**The task**
Return the entries below verbatim. Pictures stay out.

**Dataset records**
--- start ---

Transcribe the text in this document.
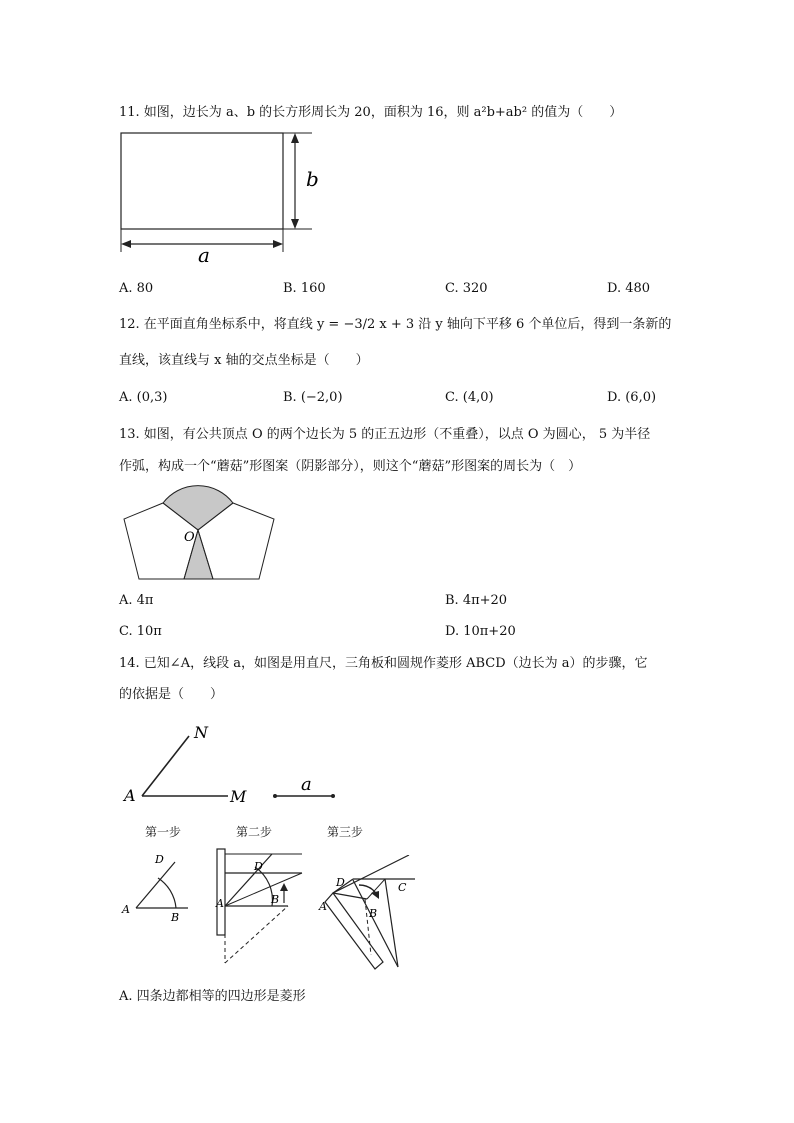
11. 如图，边长为 a、b 的长方形周长为 20，面积为 16，则 a²b+ab² 的值为（　　）
b
a
A. 80	B. 160	C. 320	D. 480
12. 在平面直角坐标系中，将直线 y = −3/2 x + 3 沿 y 轴向下平移 6 个单位后，得到一条新的
直线，该直线与 x 轴的交点坐标是（　　）
A. (0,3)	B. (−2,0)	C. (4,0)	D. (6,0)
13. 如图，有公共顶点 O 的两个边长为 5 的正五边形（不重叠），以点 O 为圆心， 5 为半径
作弧，构成一个“蘑菇”形图案（阴影部分），则这个“蘑菇”形图案的周长为（　）
O
A. 4π	B. 4π+20
C. 10π	D. 10π+20
14. 已知∠A，线段 a，如图是用直尺，三角板和圆规作菱形 ABCD（边长为 a）的步骤，它
的依据是（　　）
A	M
N
a
第一步	第二步	第三步
A
B
D
A	B
D
A
B
C
D
A. 四条边都相等的四边形是菱形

--- end ---

**Reply**
Transcribe the text in this document.
11. 如图，边长为 a、b 的长方形周长为 20，面积为 16，则 a²b+ab² 的值为（　　）
b
a
A. 80	B. 160	C. 320	D. 480
12. 在平面直角坐标系中，将直线 y = −3/2 x + 3 沿 y 轴向下平移 6 个单位后，得到一条新的
直线，该直线与 x 轴的交点坐标是（　　）
A. (0,3)	B. (−2,0)	C. (4,0)	D. (6,0)
13. 如图，有公共顶点 O 的两个边长为 5 的正五边形（不重叠），以点 O 为圆心， 5 为半径
作弧，构成一个“蘑菇”形图案（阴影部分），则这个“蘑菇”形图案的周长为（　）
O
A. 4π	B. 4π+20
C. 10π	D. 10π+20
14. 已知∠A，线段 a，如图是用直尺，三角板和圆规作菱形 ABCD（边长为 a）的步骤，它
的依据是（　　）
A	M
N
a
第一步	第二步	第三步
A
B
D
A	B
D
A
B
C
D
A. 四条边都相等的四边形是菱形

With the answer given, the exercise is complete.